-- start EXCERPTED DATA --
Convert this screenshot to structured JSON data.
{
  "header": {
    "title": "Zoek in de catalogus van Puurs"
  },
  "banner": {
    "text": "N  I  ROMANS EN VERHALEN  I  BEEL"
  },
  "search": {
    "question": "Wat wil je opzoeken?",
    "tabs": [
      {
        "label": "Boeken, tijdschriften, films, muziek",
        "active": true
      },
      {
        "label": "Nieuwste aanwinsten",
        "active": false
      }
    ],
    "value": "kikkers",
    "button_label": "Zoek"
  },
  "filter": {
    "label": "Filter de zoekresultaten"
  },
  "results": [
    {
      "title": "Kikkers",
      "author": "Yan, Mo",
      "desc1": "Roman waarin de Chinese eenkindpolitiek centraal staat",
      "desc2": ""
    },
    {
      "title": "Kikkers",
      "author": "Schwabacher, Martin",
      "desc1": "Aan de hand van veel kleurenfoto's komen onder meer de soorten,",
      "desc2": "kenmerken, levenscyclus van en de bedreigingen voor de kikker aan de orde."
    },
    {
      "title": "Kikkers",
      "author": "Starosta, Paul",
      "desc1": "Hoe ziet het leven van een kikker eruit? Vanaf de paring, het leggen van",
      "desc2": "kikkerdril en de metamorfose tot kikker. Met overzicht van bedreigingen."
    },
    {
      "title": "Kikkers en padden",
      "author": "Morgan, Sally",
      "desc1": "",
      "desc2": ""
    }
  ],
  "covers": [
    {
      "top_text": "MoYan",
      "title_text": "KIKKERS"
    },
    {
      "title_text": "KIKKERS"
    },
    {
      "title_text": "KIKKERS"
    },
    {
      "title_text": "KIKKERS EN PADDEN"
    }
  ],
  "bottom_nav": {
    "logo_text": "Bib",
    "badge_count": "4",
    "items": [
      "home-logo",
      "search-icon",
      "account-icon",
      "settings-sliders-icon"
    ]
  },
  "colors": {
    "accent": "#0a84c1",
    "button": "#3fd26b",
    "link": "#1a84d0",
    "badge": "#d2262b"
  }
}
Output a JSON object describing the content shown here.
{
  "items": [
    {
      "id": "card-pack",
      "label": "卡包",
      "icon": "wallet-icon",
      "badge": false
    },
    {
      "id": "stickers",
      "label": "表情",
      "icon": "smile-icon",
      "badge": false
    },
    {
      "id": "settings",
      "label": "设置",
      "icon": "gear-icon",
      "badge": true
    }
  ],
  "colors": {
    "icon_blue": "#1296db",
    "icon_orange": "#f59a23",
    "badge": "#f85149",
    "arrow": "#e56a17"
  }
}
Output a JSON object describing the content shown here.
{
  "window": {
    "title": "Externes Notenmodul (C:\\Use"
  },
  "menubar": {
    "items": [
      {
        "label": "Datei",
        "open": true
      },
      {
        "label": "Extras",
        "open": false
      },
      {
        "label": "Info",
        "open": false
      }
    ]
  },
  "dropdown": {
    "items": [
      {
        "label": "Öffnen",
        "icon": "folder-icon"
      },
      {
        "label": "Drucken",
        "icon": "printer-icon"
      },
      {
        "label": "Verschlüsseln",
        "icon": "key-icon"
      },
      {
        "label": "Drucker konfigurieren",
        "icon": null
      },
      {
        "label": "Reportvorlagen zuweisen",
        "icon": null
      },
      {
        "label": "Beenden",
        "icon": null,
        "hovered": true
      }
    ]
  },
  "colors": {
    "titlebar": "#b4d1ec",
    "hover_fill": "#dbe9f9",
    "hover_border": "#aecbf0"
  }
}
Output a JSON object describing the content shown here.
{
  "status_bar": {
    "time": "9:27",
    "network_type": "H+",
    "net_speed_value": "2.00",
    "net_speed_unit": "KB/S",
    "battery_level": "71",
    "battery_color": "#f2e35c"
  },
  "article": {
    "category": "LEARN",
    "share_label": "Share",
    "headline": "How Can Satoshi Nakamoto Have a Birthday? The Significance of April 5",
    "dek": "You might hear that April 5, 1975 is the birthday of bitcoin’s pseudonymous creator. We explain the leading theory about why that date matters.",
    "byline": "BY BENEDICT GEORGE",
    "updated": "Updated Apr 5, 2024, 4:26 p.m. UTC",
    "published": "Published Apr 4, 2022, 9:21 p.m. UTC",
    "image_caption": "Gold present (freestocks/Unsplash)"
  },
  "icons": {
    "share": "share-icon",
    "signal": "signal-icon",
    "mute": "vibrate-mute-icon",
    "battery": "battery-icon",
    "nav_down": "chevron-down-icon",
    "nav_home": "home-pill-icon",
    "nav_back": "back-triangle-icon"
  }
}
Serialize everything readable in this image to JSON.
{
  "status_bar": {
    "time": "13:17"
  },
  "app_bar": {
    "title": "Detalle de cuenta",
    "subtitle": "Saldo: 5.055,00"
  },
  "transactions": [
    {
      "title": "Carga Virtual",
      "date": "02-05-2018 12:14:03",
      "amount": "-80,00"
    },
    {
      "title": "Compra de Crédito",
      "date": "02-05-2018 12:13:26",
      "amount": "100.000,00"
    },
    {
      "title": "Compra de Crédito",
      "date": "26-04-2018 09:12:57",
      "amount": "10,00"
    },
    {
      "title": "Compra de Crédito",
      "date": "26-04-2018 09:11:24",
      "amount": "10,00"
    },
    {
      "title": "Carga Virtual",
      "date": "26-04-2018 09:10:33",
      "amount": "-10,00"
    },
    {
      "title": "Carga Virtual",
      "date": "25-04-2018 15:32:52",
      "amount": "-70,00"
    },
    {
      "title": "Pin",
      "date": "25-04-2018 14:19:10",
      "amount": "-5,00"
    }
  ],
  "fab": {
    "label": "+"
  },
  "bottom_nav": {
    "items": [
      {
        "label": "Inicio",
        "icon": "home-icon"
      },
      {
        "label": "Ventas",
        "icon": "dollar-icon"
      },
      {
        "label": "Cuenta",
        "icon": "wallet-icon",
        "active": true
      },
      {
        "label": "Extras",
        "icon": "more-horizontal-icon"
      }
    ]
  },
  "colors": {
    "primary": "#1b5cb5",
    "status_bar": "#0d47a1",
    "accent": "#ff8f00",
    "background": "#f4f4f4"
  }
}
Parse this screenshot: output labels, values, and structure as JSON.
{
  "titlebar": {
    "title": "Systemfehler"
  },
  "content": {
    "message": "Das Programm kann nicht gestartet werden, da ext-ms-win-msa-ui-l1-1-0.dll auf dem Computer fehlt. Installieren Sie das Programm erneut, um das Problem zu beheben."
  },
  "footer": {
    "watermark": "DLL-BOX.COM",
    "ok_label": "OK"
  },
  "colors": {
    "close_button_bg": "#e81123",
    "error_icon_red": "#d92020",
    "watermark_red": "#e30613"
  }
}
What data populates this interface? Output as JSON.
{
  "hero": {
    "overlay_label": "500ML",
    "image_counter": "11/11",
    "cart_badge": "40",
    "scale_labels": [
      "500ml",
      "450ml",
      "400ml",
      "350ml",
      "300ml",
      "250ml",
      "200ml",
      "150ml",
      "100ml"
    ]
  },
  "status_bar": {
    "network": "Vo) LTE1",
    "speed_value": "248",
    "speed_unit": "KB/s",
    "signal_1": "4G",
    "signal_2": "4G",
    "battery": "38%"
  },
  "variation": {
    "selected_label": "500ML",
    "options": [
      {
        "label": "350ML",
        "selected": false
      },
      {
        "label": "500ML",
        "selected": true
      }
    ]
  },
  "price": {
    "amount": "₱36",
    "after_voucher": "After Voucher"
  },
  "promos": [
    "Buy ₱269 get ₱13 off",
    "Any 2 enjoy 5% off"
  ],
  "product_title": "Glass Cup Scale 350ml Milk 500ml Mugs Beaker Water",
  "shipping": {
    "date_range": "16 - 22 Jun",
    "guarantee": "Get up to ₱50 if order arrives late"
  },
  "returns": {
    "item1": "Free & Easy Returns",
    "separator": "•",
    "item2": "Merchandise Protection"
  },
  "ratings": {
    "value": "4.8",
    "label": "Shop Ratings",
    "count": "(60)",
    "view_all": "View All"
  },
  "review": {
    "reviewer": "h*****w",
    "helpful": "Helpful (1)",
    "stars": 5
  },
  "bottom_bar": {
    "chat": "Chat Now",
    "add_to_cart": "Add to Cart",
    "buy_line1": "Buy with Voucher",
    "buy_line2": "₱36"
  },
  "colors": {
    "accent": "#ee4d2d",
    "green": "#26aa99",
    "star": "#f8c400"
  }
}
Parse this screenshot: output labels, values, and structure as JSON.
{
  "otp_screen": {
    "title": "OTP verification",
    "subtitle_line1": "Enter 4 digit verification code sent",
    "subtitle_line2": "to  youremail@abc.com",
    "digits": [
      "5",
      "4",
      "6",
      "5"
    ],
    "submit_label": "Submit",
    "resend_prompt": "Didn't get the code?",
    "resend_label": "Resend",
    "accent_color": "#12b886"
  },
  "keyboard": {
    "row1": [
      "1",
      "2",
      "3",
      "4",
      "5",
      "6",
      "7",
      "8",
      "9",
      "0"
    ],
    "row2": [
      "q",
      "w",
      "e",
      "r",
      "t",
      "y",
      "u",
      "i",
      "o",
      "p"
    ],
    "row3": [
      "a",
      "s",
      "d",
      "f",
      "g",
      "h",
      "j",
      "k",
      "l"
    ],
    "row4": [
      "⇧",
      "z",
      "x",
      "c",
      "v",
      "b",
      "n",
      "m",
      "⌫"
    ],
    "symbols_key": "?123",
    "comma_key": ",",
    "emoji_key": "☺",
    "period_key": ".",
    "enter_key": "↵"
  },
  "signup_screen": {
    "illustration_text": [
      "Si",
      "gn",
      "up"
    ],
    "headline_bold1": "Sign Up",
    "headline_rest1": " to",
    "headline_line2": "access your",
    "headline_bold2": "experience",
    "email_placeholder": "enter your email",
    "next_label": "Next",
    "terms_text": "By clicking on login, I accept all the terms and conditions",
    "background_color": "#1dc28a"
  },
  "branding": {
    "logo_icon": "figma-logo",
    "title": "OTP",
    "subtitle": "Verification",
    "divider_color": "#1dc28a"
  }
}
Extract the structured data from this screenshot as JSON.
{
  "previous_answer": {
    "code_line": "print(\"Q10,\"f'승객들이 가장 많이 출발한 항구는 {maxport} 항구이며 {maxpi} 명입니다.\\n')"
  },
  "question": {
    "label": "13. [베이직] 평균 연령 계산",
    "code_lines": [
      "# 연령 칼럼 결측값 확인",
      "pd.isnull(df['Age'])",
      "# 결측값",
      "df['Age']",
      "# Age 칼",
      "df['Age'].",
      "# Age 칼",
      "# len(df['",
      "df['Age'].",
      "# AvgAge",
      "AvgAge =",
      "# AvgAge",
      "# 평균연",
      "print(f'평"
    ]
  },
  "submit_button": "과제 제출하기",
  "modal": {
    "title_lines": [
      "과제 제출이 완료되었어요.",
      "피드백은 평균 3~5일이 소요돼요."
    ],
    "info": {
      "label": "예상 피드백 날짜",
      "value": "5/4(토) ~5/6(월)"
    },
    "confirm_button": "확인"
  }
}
-- end EXCERPTED DATA --
**OBJECTIVE**
State how many lines include the string "author", and nothing more.

**WRITTEN RESPONSE**
4